— START OF Data shown —
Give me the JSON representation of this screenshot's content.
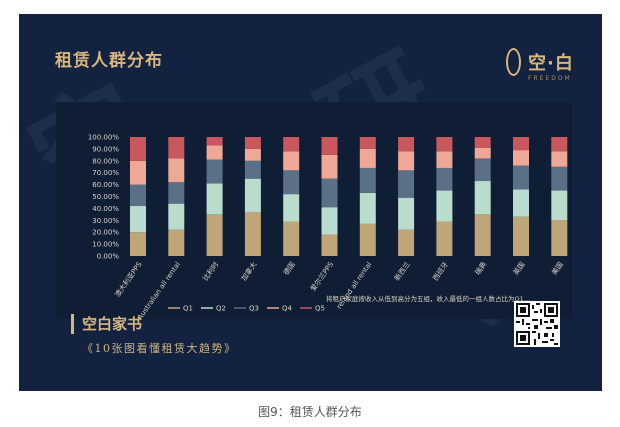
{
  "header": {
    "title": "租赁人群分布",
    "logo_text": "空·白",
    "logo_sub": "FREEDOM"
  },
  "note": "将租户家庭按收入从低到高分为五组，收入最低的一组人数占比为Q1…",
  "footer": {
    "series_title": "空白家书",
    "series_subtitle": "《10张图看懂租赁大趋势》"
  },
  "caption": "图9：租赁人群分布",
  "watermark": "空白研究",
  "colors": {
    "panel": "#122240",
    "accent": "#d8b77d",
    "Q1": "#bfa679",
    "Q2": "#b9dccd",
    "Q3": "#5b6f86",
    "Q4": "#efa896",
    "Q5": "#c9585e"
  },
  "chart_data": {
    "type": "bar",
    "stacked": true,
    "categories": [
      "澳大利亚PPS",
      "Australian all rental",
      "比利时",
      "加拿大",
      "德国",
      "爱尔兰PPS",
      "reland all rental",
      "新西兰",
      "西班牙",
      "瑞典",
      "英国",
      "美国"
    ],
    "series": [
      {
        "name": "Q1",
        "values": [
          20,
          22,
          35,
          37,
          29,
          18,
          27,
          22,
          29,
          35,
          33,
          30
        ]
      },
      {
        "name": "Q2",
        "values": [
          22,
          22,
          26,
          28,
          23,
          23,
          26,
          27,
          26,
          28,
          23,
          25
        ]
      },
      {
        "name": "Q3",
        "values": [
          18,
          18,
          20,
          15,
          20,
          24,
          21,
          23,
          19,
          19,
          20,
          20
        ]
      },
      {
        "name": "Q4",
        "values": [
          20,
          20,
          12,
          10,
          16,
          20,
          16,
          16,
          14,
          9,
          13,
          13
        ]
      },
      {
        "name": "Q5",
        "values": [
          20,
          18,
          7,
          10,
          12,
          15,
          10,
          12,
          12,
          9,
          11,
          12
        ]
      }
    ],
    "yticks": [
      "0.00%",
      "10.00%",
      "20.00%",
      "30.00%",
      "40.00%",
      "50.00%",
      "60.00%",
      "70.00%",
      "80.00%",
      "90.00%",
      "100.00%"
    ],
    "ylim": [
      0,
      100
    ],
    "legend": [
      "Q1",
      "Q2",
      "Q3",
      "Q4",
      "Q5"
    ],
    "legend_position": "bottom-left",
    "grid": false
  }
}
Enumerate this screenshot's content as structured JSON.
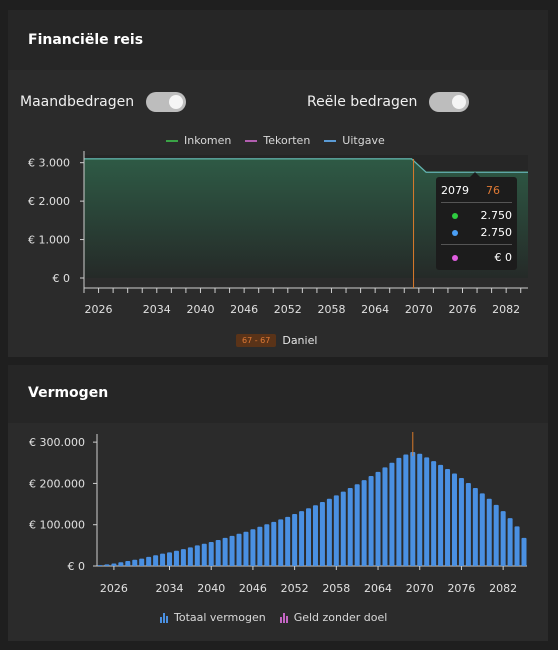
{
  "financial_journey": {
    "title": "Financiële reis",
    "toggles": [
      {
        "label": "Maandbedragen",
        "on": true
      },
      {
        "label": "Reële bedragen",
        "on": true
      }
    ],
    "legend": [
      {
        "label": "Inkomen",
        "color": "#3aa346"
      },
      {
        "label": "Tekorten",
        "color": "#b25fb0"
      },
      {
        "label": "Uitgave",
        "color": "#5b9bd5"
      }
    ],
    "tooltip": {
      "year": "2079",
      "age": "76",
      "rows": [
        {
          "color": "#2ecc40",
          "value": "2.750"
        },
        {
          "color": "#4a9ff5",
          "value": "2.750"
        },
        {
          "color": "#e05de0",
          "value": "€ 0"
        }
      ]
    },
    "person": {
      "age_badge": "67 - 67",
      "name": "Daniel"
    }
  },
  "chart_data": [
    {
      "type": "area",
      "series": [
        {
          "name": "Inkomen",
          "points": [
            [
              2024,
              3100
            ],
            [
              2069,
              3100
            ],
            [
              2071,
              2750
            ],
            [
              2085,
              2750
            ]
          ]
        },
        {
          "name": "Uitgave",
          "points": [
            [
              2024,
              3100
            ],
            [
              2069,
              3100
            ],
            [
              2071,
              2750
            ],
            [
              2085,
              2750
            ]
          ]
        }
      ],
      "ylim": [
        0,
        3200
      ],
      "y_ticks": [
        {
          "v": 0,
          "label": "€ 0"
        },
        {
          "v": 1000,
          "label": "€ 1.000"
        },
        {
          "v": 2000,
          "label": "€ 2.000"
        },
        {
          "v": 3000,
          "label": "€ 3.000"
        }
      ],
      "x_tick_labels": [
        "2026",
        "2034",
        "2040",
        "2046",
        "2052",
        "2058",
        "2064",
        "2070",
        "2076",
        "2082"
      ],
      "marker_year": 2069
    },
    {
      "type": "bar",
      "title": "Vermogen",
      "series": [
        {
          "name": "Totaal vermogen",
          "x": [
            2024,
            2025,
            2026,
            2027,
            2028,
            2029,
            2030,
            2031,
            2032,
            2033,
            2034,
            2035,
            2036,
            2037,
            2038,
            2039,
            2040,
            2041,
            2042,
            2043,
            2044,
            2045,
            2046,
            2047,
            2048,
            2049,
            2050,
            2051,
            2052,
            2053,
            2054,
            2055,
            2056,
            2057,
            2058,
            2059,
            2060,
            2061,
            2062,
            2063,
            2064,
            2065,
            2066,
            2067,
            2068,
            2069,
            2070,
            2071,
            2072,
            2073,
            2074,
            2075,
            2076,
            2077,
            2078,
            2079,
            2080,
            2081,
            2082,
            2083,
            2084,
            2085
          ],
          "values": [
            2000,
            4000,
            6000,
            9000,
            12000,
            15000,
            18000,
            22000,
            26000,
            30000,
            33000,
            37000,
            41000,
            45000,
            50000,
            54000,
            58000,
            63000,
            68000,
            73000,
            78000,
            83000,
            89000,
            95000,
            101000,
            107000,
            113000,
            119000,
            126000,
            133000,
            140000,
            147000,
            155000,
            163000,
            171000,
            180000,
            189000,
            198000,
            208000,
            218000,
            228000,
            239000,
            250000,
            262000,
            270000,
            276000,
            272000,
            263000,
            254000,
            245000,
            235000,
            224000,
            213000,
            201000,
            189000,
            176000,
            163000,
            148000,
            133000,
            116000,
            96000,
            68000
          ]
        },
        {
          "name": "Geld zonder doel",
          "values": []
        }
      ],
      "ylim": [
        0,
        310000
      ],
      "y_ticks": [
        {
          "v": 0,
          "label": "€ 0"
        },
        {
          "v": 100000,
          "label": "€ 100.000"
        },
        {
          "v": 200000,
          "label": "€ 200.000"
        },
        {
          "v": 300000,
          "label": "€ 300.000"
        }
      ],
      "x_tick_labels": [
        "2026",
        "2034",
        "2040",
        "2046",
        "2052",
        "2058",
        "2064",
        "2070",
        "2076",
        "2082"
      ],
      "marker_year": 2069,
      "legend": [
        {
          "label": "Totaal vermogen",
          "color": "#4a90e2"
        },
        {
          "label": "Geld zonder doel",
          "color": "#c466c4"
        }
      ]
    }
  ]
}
— END OF Data shown —
— START OF Data shown —
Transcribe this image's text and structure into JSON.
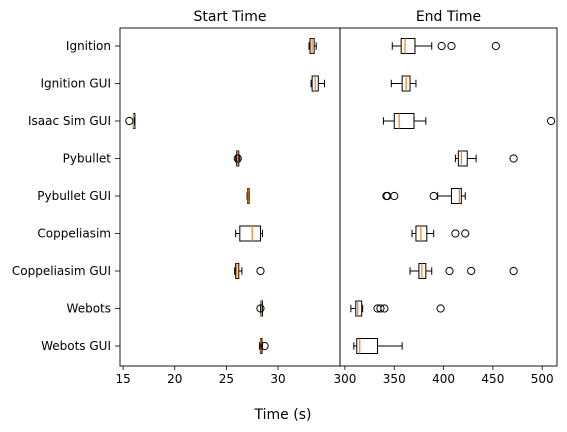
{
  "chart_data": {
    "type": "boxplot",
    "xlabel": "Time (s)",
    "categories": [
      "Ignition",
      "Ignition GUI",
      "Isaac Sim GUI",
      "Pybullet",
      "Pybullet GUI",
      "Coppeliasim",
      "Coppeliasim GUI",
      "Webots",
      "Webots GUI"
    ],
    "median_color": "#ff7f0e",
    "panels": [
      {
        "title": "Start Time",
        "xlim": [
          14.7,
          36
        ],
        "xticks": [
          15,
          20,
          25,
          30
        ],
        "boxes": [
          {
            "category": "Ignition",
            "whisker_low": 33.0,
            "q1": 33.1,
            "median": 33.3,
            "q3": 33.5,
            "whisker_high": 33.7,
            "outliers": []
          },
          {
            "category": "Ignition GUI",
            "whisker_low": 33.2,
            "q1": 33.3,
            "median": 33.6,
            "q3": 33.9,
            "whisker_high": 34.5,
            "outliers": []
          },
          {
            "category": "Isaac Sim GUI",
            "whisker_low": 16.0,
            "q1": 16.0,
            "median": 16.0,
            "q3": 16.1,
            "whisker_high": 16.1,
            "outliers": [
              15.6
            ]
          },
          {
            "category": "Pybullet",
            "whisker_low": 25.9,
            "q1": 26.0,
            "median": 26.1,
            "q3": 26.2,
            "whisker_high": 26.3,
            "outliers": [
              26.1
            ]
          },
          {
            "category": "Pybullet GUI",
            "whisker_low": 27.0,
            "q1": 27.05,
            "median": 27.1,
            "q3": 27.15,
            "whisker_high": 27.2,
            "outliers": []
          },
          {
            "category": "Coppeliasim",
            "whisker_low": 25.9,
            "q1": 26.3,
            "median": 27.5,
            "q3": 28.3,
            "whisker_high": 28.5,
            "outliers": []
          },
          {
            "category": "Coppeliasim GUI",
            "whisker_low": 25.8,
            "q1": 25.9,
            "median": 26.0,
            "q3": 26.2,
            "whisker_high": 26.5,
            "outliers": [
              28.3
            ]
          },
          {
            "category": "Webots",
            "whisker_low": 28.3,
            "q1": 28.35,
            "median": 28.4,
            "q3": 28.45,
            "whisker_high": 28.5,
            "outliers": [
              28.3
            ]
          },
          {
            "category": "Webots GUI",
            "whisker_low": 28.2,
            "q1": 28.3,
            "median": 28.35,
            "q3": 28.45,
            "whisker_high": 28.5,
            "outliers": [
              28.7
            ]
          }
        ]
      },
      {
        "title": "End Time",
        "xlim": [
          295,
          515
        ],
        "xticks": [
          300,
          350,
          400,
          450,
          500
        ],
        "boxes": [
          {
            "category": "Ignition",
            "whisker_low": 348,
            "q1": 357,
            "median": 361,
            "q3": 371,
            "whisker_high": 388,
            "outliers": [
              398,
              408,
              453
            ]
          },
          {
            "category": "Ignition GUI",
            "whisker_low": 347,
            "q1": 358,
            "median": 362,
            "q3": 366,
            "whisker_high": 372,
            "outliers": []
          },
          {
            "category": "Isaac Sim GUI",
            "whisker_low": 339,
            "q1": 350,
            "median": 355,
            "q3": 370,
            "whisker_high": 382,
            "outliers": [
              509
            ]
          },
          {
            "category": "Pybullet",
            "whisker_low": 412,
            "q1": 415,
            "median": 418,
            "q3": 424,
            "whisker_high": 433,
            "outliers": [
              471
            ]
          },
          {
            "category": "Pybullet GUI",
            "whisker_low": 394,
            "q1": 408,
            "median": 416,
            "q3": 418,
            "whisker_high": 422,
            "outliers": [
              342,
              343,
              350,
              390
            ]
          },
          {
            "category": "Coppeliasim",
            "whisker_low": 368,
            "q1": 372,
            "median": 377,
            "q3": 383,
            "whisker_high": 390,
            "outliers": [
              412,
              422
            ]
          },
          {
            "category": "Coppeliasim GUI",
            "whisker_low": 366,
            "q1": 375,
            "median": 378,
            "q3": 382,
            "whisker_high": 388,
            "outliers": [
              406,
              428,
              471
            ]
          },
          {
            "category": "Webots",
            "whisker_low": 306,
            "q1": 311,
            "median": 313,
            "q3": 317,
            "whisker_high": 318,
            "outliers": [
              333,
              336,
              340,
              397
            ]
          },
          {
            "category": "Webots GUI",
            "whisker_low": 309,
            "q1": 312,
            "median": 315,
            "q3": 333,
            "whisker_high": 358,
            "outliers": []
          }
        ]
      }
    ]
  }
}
— END OF Data shown —
— START OF Data shown —
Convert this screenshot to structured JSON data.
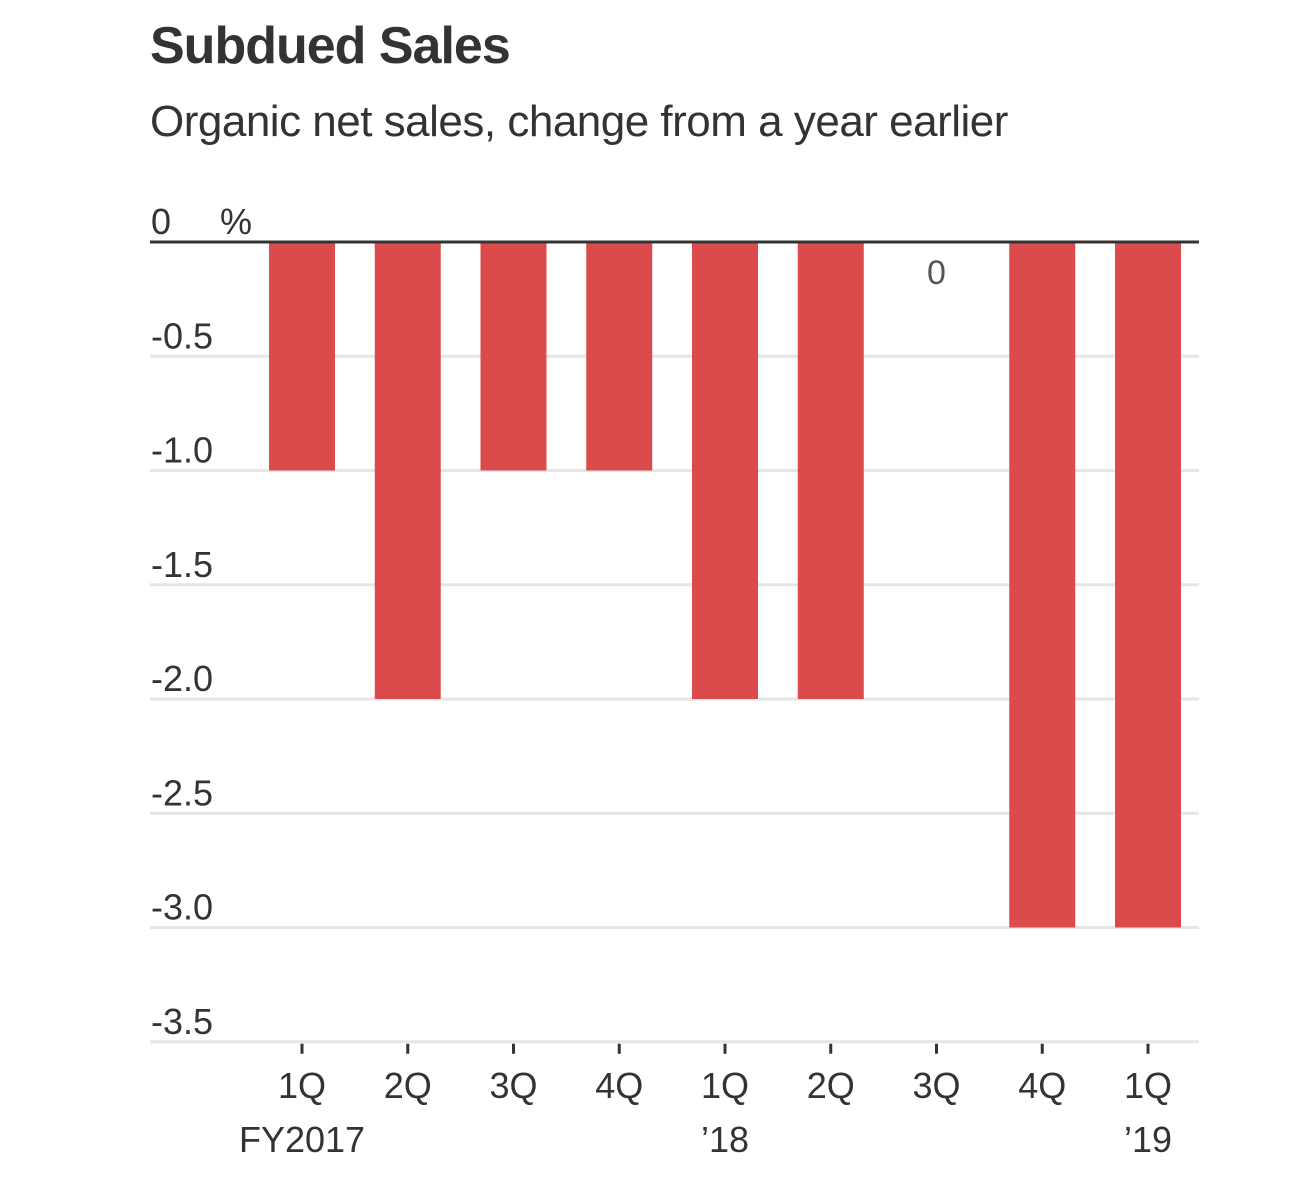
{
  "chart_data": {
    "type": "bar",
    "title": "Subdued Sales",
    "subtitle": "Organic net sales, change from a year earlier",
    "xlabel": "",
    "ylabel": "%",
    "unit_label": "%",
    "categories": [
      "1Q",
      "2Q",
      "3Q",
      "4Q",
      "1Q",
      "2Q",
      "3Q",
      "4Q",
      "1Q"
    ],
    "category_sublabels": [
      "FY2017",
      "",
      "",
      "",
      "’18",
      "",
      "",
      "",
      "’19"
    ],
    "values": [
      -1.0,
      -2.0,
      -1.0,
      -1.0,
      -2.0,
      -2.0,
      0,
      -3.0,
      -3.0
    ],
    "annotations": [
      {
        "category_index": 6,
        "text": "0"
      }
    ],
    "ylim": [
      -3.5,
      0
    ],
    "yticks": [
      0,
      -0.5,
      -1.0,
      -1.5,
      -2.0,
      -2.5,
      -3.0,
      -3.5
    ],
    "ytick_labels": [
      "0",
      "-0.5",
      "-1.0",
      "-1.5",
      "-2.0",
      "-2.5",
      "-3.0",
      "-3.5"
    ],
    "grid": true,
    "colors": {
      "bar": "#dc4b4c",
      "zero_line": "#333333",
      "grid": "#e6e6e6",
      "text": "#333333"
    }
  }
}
— END OF Data shown —
● **Task requirements**
Each line in the data that holds the string "Geld" should be found and copied.

● **Worked solution**
          "name": "Geld zonder doel",
          "label": "Geld zonder doel",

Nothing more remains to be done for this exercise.